▸ Travail demandé: Recopiez fidèlement le passage de l'article sur la manifestation bruxelloise compris entre "Que nous disent" et "douloureusement leur progéniture ?", ces deux segments inclus.

____ Document source

Manifestation contre l’éducation à la vie sexuelle à Bruxelles, les tabous plus forts que jamais

Ce jeudi 7 septembre, des personnes – en majorité des femmes – manifestaient à Bruxelles à l’appel de plusieurs associations. La raison ? En séance plénière du Parlement de la Fédération Wallonie-Bruxelles, les élus adoptaient un décret instaurant des animations à l’éducation affective, relationnelle et sexuelle dans les écoles.

Ces cours concernent les élèves de 6e primaire (11/12 ans ) et de 4e secondaire (16/17 ans) qui, dès cette rentrée scolaire 2023, auront un cours obligatoire d’éducation sexuelle. Les autres seront sensibilisés à l’éducation à la vie relationnelle, affective et sexuelle (EVRAS) via les cours traditionnels  comme les sciences, l’histoire, la géographie ou encore l’éducation physique.

Ce matin donc, rue des Colonies à Bruxelles, des slogans du genre « Evras on n’en veut pas », « Caroline Désir* démission » ou encore « liberté à nos enfants » se criaient à tue-tête alors que des policiers tentaient d’encadrer les protestataires. Selon les images tournées par les chaines de télévison belges, il s’agit essentiellement de femmes et de femmes voilées.

Que nous disent ces images ? Que nous proposent à la réflexion ces femmes qui refusent que leurs enfants puissent trouver à l’école l’espace qui n’existe nulle part ailleurs, et certainement pas au sein des familles, pour trouver des réponses et déposer ce qui peut-être habite douloureusement leur progéniture ?

Les parents des jeunes enfants et des adolescents présents à cette manifestation sont, selon toute probabilité, issus de la deuxième voire troisième génération de l’immigration musulmane. De jeunes trentenaires, peut-être quarantenaires. Une génération qui a été scolarisée, qui a vécu la mixité à l’école, qui a connu les tourments de l’adolescence et le rapport aux autres, parfois amoureux ou empreint de désir. A quelques exceptions, très peu peuvent affirmer avoir connu, au sein de la famille, un discours sincère et ouvert sur les questions de sexualité et d’affectivité.

Comment et pourquoi ces tabous persistent-ils au delà des générations alors qu’il est plus que jamais nécessaire de déconstruire les idées reçues sur ces questions qui régissent les rapports affectifs, émotionnels et sexuels ? Que justifie une telle opposition à une meilleure connaissance et à une meilleure éducation sur ces sujets dont le but est de garantir aux enfants un équilibre affectif et émotionnel dans leur vie future ?

________
____ Données fournies

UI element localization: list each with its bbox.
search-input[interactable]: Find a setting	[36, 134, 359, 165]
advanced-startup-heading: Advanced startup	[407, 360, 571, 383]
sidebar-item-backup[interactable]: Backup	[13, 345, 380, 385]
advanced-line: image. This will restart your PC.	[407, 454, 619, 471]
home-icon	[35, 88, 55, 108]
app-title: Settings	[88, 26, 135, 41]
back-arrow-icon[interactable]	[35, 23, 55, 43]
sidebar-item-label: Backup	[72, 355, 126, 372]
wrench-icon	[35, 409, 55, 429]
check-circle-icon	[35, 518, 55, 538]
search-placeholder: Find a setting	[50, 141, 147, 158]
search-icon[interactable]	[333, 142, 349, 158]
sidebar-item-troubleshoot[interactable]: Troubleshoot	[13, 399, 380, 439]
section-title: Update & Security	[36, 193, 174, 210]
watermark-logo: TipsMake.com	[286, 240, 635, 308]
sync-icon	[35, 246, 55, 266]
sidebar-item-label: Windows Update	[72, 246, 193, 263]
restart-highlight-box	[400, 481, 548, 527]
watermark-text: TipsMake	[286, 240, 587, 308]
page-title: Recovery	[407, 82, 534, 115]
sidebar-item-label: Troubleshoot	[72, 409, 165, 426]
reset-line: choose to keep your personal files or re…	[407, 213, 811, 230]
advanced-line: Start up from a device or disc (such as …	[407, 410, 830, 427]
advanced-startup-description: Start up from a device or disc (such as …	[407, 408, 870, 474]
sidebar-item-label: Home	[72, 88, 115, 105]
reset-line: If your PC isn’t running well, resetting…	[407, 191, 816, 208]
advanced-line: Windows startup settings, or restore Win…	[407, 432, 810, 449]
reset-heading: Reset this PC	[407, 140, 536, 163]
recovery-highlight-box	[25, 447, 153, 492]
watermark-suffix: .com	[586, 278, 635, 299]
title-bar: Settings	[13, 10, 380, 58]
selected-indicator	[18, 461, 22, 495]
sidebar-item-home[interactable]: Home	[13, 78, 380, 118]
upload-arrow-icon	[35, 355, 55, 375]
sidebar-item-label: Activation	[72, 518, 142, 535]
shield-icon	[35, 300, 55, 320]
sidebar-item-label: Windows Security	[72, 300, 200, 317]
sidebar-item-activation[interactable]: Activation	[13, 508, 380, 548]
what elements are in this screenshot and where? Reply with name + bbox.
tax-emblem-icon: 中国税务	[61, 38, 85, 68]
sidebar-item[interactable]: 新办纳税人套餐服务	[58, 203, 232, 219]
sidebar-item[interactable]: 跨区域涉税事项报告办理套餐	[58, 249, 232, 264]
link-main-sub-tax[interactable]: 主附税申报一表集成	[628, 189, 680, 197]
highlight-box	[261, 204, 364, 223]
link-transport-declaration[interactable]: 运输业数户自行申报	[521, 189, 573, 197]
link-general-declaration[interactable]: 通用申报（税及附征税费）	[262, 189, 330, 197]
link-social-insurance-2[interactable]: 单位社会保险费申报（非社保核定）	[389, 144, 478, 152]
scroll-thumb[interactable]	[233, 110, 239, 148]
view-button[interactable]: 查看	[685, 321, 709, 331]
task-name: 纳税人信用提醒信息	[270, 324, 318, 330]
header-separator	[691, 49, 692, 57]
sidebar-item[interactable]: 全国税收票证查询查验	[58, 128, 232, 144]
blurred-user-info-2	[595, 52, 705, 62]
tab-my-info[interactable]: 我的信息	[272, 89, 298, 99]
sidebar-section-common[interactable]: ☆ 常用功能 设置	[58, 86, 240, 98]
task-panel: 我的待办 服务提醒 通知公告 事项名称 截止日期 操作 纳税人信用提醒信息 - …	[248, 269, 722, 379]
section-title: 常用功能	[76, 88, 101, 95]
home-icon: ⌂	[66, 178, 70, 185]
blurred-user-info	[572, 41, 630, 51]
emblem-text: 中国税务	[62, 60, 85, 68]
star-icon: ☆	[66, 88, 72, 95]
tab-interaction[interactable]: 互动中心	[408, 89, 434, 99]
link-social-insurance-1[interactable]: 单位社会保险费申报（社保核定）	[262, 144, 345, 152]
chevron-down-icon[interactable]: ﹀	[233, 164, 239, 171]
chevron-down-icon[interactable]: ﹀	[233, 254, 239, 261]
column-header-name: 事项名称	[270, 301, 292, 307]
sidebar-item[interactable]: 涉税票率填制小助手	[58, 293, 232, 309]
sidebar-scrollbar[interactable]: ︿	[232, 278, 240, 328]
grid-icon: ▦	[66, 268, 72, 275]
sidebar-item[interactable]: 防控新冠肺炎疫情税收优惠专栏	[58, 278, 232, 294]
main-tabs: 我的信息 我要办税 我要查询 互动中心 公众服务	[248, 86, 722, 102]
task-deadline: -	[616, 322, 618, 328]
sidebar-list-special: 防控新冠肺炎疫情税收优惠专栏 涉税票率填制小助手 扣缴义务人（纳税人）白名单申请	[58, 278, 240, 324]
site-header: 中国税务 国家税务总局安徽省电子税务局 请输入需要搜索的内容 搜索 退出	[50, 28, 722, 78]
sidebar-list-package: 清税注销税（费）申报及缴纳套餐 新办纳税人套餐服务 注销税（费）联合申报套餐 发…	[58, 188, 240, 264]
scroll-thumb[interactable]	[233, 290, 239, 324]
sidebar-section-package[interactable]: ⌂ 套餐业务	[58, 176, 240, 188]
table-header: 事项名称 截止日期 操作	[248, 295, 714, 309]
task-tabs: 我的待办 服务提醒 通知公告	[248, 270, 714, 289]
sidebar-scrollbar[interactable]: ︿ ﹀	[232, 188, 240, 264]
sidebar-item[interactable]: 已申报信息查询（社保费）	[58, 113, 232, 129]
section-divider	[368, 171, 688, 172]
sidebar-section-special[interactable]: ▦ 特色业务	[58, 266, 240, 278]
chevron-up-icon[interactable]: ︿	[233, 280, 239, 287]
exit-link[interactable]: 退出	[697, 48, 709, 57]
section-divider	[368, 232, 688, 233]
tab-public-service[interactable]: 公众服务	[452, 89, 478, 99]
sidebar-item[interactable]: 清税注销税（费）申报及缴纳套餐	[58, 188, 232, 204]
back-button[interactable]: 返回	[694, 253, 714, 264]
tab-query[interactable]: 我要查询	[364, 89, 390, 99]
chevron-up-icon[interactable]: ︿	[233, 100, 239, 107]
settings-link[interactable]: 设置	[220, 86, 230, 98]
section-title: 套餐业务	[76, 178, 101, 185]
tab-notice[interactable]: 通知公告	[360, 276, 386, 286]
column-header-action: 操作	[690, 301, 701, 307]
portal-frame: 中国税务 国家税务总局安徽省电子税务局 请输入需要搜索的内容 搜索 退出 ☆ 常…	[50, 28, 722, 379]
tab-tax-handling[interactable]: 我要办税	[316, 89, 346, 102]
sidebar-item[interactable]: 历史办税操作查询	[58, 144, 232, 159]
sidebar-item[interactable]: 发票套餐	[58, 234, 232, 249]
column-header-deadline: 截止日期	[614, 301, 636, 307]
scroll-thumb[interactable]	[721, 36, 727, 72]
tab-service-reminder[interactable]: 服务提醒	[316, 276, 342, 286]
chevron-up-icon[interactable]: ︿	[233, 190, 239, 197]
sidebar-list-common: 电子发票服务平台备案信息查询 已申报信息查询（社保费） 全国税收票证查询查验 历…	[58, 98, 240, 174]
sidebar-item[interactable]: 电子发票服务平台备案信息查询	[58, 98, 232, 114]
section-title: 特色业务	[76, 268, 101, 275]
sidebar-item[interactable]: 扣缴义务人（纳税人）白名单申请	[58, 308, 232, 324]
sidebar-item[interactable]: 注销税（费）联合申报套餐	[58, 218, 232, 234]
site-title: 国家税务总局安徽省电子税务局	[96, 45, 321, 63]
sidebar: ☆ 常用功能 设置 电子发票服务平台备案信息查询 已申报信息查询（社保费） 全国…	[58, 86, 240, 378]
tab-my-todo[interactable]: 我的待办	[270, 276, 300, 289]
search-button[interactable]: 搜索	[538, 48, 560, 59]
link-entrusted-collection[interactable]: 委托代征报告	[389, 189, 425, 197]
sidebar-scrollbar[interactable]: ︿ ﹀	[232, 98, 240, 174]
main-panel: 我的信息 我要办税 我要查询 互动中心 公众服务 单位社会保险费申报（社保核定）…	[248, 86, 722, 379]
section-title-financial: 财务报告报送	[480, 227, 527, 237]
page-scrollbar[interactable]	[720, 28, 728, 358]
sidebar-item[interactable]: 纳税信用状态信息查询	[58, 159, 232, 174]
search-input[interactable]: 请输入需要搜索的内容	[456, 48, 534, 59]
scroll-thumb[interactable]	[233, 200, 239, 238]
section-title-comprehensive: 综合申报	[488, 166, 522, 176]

________

▸ Réponse attendue:
Que nous disent ces images ? Que nous proposent à la réflexion ces femmes qui refusent que leurs enfants puissent trouver à l’école l’espace qui n’existe nulle part ailleurs, et certainement pas au sein des familles, pour trouver des réponses et déposer ce qui peut-être habite douloureusement leur progéniture ?